## Start Records provided

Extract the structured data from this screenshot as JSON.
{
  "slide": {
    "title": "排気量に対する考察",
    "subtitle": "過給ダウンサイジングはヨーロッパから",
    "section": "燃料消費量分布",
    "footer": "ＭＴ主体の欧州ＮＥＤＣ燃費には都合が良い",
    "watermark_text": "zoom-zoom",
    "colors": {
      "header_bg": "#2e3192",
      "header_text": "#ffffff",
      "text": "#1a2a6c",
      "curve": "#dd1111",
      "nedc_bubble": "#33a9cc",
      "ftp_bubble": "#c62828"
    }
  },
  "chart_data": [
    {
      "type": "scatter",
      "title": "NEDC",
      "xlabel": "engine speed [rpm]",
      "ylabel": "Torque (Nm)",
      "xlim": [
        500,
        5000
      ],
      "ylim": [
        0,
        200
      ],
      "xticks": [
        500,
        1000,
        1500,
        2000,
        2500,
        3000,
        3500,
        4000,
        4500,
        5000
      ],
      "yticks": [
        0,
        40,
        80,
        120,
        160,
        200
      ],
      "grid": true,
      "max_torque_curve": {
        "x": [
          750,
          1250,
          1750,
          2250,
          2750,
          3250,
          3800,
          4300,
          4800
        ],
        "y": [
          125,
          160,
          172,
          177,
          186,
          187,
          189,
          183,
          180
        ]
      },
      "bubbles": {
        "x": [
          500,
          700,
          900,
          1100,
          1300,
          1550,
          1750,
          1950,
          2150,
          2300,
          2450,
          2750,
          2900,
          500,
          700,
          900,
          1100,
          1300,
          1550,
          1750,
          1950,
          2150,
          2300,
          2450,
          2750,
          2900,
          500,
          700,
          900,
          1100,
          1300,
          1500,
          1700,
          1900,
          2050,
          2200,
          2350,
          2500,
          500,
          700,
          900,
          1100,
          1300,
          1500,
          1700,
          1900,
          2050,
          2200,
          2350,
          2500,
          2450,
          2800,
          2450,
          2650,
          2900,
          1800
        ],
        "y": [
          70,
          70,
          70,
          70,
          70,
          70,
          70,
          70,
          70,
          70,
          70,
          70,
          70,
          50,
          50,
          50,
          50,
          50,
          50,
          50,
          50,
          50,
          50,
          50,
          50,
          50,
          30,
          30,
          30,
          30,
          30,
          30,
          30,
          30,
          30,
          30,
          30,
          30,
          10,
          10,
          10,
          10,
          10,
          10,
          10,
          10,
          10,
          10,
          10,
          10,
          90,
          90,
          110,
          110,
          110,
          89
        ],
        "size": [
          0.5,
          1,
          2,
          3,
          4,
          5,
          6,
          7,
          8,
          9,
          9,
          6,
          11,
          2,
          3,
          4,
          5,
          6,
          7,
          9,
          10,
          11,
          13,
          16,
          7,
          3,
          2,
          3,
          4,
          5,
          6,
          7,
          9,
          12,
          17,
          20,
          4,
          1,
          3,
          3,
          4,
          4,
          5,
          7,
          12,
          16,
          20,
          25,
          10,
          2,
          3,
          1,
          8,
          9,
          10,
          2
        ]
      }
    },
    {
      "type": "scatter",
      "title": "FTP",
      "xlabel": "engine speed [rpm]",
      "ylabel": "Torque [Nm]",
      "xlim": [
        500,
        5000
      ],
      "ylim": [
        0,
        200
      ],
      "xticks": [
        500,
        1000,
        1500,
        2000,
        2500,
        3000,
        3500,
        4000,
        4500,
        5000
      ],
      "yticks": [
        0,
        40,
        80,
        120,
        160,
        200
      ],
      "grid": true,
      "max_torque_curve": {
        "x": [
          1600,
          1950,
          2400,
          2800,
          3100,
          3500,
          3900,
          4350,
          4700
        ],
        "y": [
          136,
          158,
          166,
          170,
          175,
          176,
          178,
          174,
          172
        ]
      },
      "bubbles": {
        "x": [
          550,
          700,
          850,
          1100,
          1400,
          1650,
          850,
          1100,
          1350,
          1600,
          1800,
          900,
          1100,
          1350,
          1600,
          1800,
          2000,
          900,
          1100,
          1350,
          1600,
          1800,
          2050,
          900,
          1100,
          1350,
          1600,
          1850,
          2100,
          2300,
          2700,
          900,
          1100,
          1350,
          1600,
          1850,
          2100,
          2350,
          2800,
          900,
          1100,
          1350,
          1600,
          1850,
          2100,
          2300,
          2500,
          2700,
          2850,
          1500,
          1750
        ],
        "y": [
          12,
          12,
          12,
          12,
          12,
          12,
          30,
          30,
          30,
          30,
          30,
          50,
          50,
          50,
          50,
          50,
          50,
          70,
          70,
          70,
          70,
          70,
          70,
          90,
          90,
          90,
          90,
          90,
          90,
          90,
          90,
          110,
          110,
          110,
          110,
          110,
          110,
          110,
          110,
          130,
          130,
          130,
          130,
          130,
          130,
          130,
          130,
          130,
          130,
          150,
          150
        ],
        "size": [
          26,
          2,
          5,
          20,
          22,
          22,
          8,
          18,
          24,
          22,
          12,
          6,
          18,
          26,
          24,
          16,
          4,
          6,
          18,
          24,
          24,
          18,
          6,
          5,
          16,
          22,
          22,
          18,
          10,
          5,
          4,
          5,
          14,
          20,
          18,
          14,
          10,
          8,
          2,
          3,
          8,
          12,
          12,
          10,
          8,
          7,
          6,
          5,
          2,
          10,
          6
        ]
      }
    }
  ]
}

## End Records provided

# Task requirements
Restate all of the entries exactly, please.

# Output for this exercise
Extract the structured data from this screenshot as JSON.
{
  "slide": {
    "title": "排気量に対する考察",
    "subtitle": "過給ダウンサイジングはヨーロッパから",
    "section": "燃料消費量分布",
    "footer": "ＭＴ主体の欧州ＮＥＤＣ燃費には都合が良い",
    "watermark_text": "zoom-zoom",
    "colors": {
      "header_bg": "#2e3192",
      "header_text": "#ffffff",
      "text": "#1a2a6c",
      "curve": "#dd1111",
      "nedc_bubble": "#33a9cc",
      "ftp_bubble": "#c62828"
    }
  },
  "chart_data": [
    {
      "type": "scatter",
      "title": "NEDC",
      "xlabel": "engine speed [rpm]",
      "ylabel": "Torque (Nm)",
      "xlim": [
        500,
        5000
      ],
      "ylim": [
        0,
        200
      ],
      "xticks": [
        500,
        1000,
        1500,
        2000,
        2500,
        3000,
        3500,
        4000,
        4500,
        5000
      ],
      "yticks": [
        0,
        40,
        80,
        120,
        160,
        200
      ],
      "grid": true,
      "max_torque_curve": {
        "x": [
          750,
          1250,
          1750,
          2250,
          2750,
          3250,
          3800,
          4300,
          4800
        ],
        "y": [
          125,
          160,
          172,
          177,
          186,
          187,
          189,
          183,
          180
        ]
      },
      "bubbles": {
        "x": [
          500,
          700,
          900,
          1100,
          1300,
          1550,
          1750,
          1950,
          2150,
          2300,
          2450,
          2750,
          2900,
          500,
          700,
          900,
          1100,
          1300,
          1550,
          1750,
          1950,
          2150,
          2300,
          2450,
          2750,
          2900,
          500,
          700,
          900,
          1100,
          1300,
          1500,
          1700,
          1900,
          2050,
          2200,
          2350,
          2500,
          500,
          700,
          900,
          1100,
          1300,
          1500,
          1700,
          1900,
          2050,
          2200,
          2350,
          2500,
          2450,
          2800,
          2450,
          2650,
          2900,
          1800
        ],
        "y": [
          70,
          70,
          70,
          70,
          70,
          70,
          70,
          70,
          70,
          70,
          70,
          70,
          70,
          50,
          50,
          50,
          50,
          50,
          50,
          50,
          50,
          50,
          50,
          50,
          50,
          50,
          30,
          30,
          30,
          30,
          30,
          30,
          30,
          30,
          30,
          30,
          30,
          30,
          10,
          10,
          10,
          10,
          10,
          10,
          10,
          10,
          10,
          10,
          10,
          10,
          90,
          90,
          110,
          110,
          110,
          89
        ],
        "size": [
          0.5,
          1,
          2,
          3,
          4,
          5,
          6,
          7,
          8,
          9,
          9,
          6,
          11,
          2,
          3,
          4,
          5,
          6,
          7,
          9,
          10,
          11,
          13,
          16,
          7,
          3,
          2,
          3,
          4,
          5,
          6,
          7,
          9,
          12,
          17,
          20,
          4,
          1,
          3,
          3,
          4,
          4,
          5,
          7,
          12,
          16,
          20,
          25,
          10,
          2,
          3,
          1,
          8,
          9,
          10,
          2
        ]
      }
    },
    {
      "type": "scatter",
      "title": "FTP",
      "xlabel": "engine speed [rpm]",
      "ylabel": "Torque [Nm]",
      "xlim": [
        500,
        5000
      ],
      "ylim": [
        0,
        200
      ],
      "xticks": [
        500,
        1000,
        1500,
        2000,
        2500,
        3000,
        3500,
        4000,
        4500,
        5000
      ],
      "yticks": [
        0,
        40,
        80,
        120,
        160,
        200
      ],
      "grid": true,
      "max_torque_curve": {
        "x": [
          1600,
          1950,
          2400,
          2800,
          3100,
          3500,
          3900,
          4350,
          4700
        ],
        "y": [
          136,
          158,
          166,
          170,
          175,
          176,
          178,
          174,
          172
        ]
      },
      "bubbles": {
        "x": [
          550,
          700,
          850,
          1100,
          1400,
          1650,
          850,
          1100,
          1350,
          1600,
          1800,
          900,
          1100,
          1350,
          1600,
          1800,
          2000,
          900,
          1100,
          1350,
          1600,
          1800,
          2050,
          900,
          1100,
          1350,
          1600,
          1850,
          2100,
          2300,
          2700,
          900,
          1100,
          1350,
          1600,
          1850,
          2100,
          2350,
          2800,
          900,
          1100,
          1350,
          1600,
          1850,
          2100,
          2300,
          2500,
          2700,
          2850,
          1500,
          1750
        ],
        "y": [
          12,
          12,
          12,
          12,
          12,
          12,
          30,
          30,
          30,
          30,
          30,
          50,
          50,
          50,
          50,
          50,
          50,
          70,
          70,
          70,
          70,
          70,
          70,
          90,
          90,
          90,
          90,
          90,
          90,
          90,
          90,
          110,
          110,
          110,
          110,
          110,
          110,
          110,
          110,
          130,
          130,
          130,
          130,
          130,
          130,
          130,
          130,
          130,
          130,
          150,
          150
        ],
        "size": [
          26,
          2,
          5,
          20,
          22,
          22,
          8,
          18,
          24,
          22,
          12,
          6,
          18,
          26,
          24,
          16,
          4,
          6,
          18,
          24,
          24,
          18,
          6,
          5,
          16,
          22,
          22,
          18,
          10,
          5,
          4,
          5,
          14,
          20,
          18,
          14,
          10,
          8,
          2,
          3,
          8,
          12,
          12,
          10,
          8,
          7,
          6,
          5,
          2,
          10,
          6
        ]
      }
    }
  ]
}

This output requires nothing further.